[Figure record extracts]:

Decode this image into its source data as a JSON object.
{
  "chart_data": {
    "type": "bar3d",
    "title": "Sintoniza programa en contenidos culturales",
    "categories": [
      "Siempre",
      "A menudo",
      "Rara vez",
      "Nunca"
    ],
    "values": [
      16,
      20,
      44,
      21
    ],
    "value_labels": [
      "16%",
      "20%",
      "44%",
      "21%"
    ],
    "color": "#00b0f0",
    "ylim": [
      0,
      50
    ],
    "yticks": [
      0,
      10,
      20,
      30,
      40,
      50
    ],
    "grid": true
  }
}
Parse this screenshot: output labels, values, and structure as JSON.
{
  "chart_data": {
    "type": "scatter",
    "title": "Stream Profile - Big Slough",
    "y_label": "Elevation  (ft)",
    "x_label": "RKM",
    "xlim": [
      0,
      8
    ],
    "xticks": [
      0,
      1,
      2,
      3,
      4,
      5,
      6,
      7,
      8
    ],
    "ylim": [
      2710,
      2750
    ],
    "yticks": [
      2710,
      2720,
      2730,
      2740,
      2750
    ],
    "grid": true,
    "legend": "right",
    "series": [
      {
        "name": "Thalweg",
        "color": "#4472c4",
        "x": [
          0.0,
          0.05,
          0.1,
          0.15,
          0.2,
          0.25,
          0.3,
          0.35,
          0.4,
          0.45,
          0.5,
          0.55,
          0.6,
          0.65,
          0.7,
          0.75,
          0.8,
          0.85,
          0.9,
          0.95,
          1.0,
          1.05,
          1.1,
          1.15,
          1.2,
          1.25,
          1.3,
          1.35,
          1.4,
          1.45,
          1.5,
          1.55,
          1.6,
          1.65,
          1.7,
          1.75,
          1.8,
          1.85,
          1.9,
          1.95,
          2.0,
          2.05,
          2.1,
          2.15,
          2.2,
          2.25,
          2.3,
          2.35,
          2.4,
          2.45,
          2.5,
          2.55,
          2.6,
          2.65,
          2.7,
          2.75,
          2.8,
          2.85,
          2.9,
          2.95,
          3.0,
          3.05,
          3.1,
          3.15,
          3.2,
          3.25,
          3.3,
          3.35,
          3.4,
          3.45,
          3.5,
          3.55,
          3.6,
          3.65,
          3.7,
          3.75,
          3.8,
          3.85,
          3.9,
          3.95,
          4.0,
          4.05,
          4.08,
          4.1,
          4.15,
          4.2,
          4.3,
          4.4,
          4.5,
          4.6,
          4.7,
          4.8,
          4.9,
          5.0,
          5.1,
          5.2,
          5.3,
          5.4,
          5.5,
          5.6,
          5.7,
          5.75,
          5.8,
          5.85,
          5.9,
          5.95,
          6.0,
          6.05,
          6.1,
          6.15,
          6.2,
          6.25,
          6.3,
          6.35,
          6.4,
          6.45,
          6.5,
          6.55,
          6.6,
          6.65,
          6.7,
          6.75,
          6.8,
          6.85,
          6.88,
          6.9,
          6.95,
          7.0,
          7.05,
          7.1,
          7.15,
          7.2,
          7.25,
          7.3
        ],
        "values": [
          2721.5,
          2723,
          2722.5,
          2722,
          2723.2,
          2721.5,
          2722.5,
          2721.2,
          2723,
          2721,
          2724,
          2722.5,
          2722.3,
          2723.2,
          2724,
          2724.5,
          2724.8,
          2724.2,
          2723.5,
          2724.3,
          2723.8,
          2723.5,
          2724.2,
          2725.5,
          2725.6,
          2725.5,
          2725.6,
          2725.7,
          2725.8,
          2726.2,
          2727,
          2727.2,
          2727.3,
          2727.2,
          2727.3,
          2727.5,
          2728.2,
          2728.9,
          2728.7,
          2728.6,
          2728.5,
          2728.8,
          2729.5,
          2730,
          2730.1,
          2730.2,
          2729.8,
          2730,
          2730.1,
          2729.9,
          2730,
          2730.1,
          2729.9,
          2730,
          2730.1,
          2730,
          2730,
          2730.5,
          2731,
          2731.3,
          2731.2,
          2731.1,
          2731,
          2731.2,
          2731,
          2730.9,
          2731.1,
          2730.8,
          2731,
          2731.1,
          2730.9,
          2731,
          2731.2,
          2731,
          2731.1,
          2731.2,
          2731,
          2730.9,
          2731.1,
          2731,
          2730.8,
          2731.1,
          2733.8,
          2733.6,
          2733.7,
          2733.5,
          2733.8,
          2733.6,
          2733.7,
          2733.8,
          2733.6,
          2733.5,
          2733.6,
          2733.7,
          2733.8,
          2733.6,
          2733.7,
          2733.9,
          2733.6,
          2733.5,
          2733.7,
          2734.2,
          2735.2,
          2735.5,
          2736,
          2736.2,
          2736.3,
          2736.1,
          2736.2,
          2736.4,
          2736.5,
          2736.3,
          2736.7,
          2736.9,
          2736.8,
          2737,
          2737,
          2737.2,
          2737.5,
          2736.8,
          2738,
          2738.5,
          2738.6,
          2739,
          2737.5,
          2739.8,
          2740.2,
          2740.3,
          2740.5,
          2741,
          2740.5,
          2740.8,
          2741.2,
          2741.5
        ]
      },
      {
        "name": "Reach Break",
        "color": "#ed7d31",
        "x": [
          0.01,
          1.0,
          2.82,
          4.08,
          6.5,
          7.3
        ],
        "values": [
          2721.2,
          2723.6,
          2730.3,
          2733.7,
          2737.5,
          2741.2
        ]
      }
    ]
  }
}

[THE TASK]: Go through the material above line by line and copy it exactly.

[SOLUTION]:
Decode this image into its source data as a JSON object.
{
  "chart_data": {
    "type": "bar3d",
    "title": "Sintoniza programa en contenidos culturales",
    "categories": [
      "Siempre",
      "A menudo",
      "Rara vez",
      "Nunca"
    ],
    "values": [
      16,
      20,
      44,
      21
    ],
    "value_labels": [
      "16%",
      "20%",
      "44%",
      "21%"
    ],
    "color": "#00b0f0",
    "ylim": [
      0,
      50
    ],
    "yticks": [
      0,
      10,
      20,
      30,
      40,
      50
    ],
    "grid": true
  }
}
Parse this screenshot: output labels, values, and structure as JSON.
{
  "chart_data": {
    "type": "scatter",
    "title": "Stream Profile - Big Slough",
    "y_label": "Elevation  (ft)",
    "x_label": "RKM",
    "xlim": [
      0,
      8
    ],
    "xticks": [
      0,
      1,
      2,
      3,
      4,
      5,
      6,
      7,
      8
    ],
    "ylim": [
      2710,
      2750
    ],
    "yticks": [
      2710,
      2720,
      2730,
      2740,
      2750
    ],
    "grid": true,
    "legend": "right",
    "series": [
      {
        "name": "Thalweg",
        "color": "#4472c4",
        "x": [
          0.0,
          0.05,
          0.1,
          0.15,
          0.2,
          0.25,
          0.3,
          0.35,
          0.4,
          0.45,
          0.5,
          0.55,
          0.6,
          0.65,
          0.7,
          0.75,
          0.8,
          0.85,
          0.9,
          0.95,
          1.0,
          1.05,
          1.1,
          1.15,
          1.2,
          1.25,
          1.3,
          1.35,
          1.4,
          1.45,
          1.5,
          1.55,
          1.6,
          1.65,
          1.7,
          1.75,
          1.8,
          1.85,
          1.9,
          1.95,
          2.0,
          2.05,
          2.1,
          2.15,
          2.2,
          2.25,
          2.3,
          2.35,
          2.4,
          2.45,
          2.5,
          2.55,
          2.6,
          2.65,
          2.7,
          2.75,
          2.8,
          2.85,
          2.9,
          2.95,
          3.0,
          3.05,
          3.1,
          3.15,
          3.2,
          3.25,
          3.3,
          3.35,
          3.4,
          3.45,
          3.5,
          3.55,
          3.6,
          3.65,
          3.7,
          3.75,
          3.8,
          3.85,
          3.9,
          3.95,
          4.0,
          4.05,
          4.08,
          4.1,
          4.15,
          4.2,
          4.3,
          4.4,
          4.5,
          4.6,
          4.7,
          4.8,
          4.9,
          5.0,
          5.1,
          5.2,
          5.3,
          5.4,
          5.5,
          5.6,
          5.7,
          5.75,
          5.8,
          5.85,
          5.9,
          5.95,
          6.0,
          6.05,
          6.1,
          6.15,
          6.2,
          6.25,
          6.3,
          6.35,
          6.4,
          6.45,
          6.5,
          6.55,
          6.6,
          6.65,
          6.7,
          6.75,
          6.8,
          6.85,
          6.88,
          6.9,
          6.95,
          7.0,
          7.05,
          7.1,
          7.15,
          7.2,
          7.25,
          7.3
        ],
        "values": [
          2721.5,
          2723,
          2722.5,
          2722,
          2723.2,
          2721.5,
          2722.5,
          2721.2,
          2723,
          2721,
          2724,
          2722.5,
          2722.3,
          2723.2,
          2724,
          2724.5,
          2724.8,
          2724.2,
          2723.5,
          2724.3,
          2723.8,
          2723.5,
          2724.2,
          2725.5,
          2725.6,
          2725.5,
          2725.6,
          2725.7,
          2725.8,
          2726.2,
          2727,
          2727.2,
          2727.3,
          2727.2,
          2727.3,
          2727.5,
          2728.2,
          2728.9,
          2728.7,
          2728.6,
          2728.5,
          2728.8,
          2729.5,
          2730,
          2730.1,
          2730.2,
          2729.8,
          2730,
          2730.1,
          2729.9,
          2730,
          2730.1,
          2729.9,
          2730,
          2730.1,
          2730,
          2730,
          2730.5,
          2731,
          2731.3,
          2731.2,
          2731.1,
          2731,
          2731.2,
          2731,
          2730.9,
          2731.1,
          2730.8,
          2731,
          2731.1,
          2730.9,
          2731,
          2731.2,
          2731,
          2731.1,
          2731.2,
          2731,
          2730.9,
          2731.1,
          2731,
          2730.8,
          2731.1,
          2733.8,
          2733.6,
          2733.7,
          2733.5,
          2733.8,
          2733.6,
          2733.7,
          2733.8,
          2733.6,
          2733.5,
          2733.6,
          2733.7,
          2733.8,
          2733.6,
          2733.7,
          2733.9,
          2733.6,
          2733.5,
          2733.7,
          2734.2,
          2735.2,
          2735.5,
          2736,
          2736.2,
          2736.3,
          2736.1,
          2736.2,
          2736.4,
          2736.5,
          2736.3,
          2736.7,
          2736.9,
          2736.8,
          2737,
          2737,
          2737.2,
          2737.5,
          2736.8,
          2738,
          2738.5,
          2738.6,
          2739,
          2737.5,
          2739.8,
          2740.2,
          2740.3,
          2740.5,
          2741,
          2740.5,
          2740.8,
          2741.2,
          2741.5
        ]
      },
      {
        "name": "Reach Break",
        "color": "#ed7d31",
        "x": [
          0.01,
          1.0,
          2.82,
          4.08,
          6.5,
          7.3
        ],
        "values": [
          2721.2,
          2723.6,
          2730.3,
          2733.7,
          2737.5,
          2741.2
        ]
      }
    ]
  }
}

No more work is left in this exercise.